* _Required task_
Repeat the lines below exactly as they appear, but leave out the images.

(Figure record listings)

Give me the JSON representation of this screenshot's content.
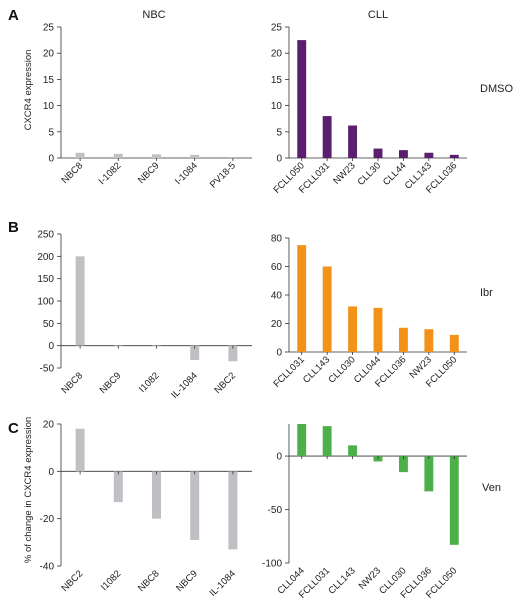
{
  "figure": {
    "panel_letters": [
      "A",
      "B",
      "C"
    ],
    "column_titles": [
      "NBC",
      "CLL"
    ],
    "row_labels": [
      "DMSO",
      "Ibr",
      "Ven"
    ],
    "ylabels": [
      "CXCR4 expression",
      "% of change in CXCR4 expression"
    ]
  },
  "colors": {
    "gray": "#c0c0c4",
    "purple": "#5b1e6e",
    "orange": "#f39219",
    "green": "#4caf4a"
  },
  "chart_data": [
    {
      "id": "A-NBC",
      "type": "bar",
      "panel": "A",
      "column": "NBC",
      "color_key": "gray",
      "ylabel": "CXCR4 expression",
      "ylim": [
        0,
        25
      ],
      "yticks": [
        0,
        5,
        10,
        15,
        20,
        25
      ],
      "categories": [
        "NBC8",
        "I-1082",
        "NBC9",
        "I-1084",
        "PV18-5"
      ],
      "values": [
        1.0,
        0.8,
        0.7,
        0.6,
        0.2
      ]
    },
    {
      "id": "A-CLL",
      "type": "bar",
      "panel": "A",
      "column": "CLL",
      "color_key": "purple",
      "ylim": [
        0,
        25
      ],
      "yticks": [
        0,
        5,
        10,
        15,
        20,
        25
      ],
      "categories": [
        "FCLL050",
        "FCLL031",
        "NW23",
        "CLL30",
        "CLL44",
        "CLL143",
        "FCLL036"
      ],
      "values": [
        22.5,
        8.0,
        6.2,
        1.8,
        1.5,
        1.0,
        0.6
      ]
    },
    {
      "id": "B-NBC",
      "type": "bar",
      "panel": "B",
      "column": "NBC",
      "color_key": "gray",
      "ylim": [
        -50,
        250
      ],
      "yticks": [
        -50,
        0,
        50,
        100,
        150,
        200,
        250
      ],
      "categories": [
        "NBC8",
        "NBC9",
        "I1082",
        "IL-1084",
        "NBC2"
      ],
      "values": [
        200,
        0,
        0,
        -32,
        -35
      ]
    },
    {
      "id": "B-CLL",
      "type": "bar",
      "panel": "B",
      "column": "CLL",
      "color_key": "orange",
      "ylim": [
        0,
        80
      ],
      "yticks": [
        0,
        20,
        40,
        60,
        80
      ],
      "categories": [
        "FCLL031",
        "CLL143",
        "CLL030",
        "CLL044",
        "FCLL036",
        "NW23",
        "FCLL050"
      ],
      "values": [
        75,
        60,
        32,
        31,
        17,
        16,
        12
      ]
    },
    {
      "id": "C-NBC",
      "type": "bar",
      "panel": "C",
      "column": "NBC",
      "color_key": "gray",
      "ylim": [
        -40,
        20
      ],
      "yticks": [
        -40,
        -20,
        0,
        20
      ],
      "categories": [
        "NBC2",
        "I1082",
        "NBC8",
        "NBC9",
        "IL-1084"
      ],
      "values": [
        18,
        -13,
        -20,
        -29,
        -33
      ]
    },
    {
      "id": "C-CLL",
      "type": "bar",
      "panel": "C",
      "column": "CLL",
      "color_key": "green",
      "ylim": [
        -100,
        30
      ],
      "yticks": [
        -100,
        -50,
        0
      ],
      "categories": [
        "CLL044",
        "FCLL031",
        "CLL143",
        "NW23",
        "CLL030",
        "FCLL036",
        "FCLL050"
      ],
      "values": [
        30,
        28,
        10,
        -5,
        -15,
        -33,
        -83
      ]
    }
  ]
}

* _The response_
Give me the JSON representation of this screenshot's content.
{
  "figure": {
    "panel_letters": [
      "A",
      "B",
      "C"
    ],
    "column_titles": [
      "NBC",
      "CLL"
    ],
    "row_labels": [
      "DMSO",
      "Ibr",
      "Ven"
    ],
    "ylabels": [
      "CXCR4 expression",
      "% of change in CXCR4 expression"
    ]
  },
  "colors": {
    "gray": "#c0c0c4",
    "purple": "#5b1e6e",
    "orange": "#f39219",
    "green": "#4caf4a"
  },
  "chart_data": [
    {
      "id": "A-NBC",
      "type": "bar",
      "panel": "A",
      "column": "NBC",
      "color_key": "gray",
      "ylabel": "CXCR4 expression",
      "ylim": [
        0,
        25
      ],
      "yticks": [
        0,
        5,
        10,
        15,
        20,
        25
      ],
      "categories": [
        "NBC8",
        "I-1082",
        "NBC9",
        "I-1084",
        "PV18-5"
      ],
      "values": [
        1.0,
        0.8,
        0.7,
        0.6,
        0.2
      ]
    },
    {
      "id": "A-CLL",
      "type": "bar",
      "panel": "A",
      "column": "CLL",
      "color_key": "purple",
      "ylim": [
        0,
        25
      ],
      "yticks": [
        0,
        5,
        10,
        15,
        20,
        25
      ],
      "categories": [
        "FCLL050",
        "FCLL031",
        "NW23",
        "CLL30",
        "CLL44",
        "CLL143",
        "FCLL036"
      ],
      "values": [
        22.5,
        8.0,
        6.2,
        1.8,
        1.5,
        1.0,
        0.6
      ]
    },
    {
      "id": "B-NBC",
      "type": "bar",
      "panel": "B",
      "column": "NBC",
      "color_key": "gray",
      "ylim": [
        -50,
        250
      ],
      "yticks": [
        -50,
        0,
        50,
        100,
        150,
        200,
        250
      ],
      "categories": [
        "NBC8",
        "NBC9",
        "I1082",
        "IL-1084",
        "NBC2"
      ],
      "values": [
        200,
        0,
        0,
        -32,
        -35
      ]
    },
    {
      "id": "B-CLL",
      "type": "bar",
      "panel": "B",
      "column": "CLL",
      "color_key": "orange",
      "ylim": [
        0,
        80
      ],
      "yticks": [
        0,
        20,
        40,
        60,
        80
      ],
      "categories": [
        "FCLL031",
        "CLL143",
        "CLL030",
        "CLL044",
        "FCLL036",
        "NW23",
        "FCLL050"
      ],
      "values": [
        75,
        60,
        32,
        31,
        17,
        16,
        12
      ]
    },
    {
      "id": "C-NBC",
      "type": "bar",
      "panel": "C",
      "column": "NBC",
      "color_key": "gray",
      "ylim": [
        -40,
        20
      ],
      "yticks": [
        -40,
        -20,
        0,
        20
      ],
      "categories": [
        "NBC2",
        "I1082",
        "NBC8",
        "NBC9",
        "IL-1084"
      ],
      "values": [
        18,
        -13,
        -20,
        -29,
        -33
      ]
    },
    {
      "id": "C-CLL",
      "type": "bar",
      "panel": "C",
      "column": "CLL",
      "color_key": "green",
      "ylim": [
        -100,
        30
      ],
      "yticks": [
        -100,
        -50,
        0
      ],
      "categories": [
        "CLL044",
        "FCLL031",
        "CLL143",
        "NW23",
        "CLL030",
        "FCLL036",
        "FCLL050"
      ],
      "values": [
        30,
        28,
        10,
        -5,
        -15,
        -33,
        -83
      ]
    }
  ]
}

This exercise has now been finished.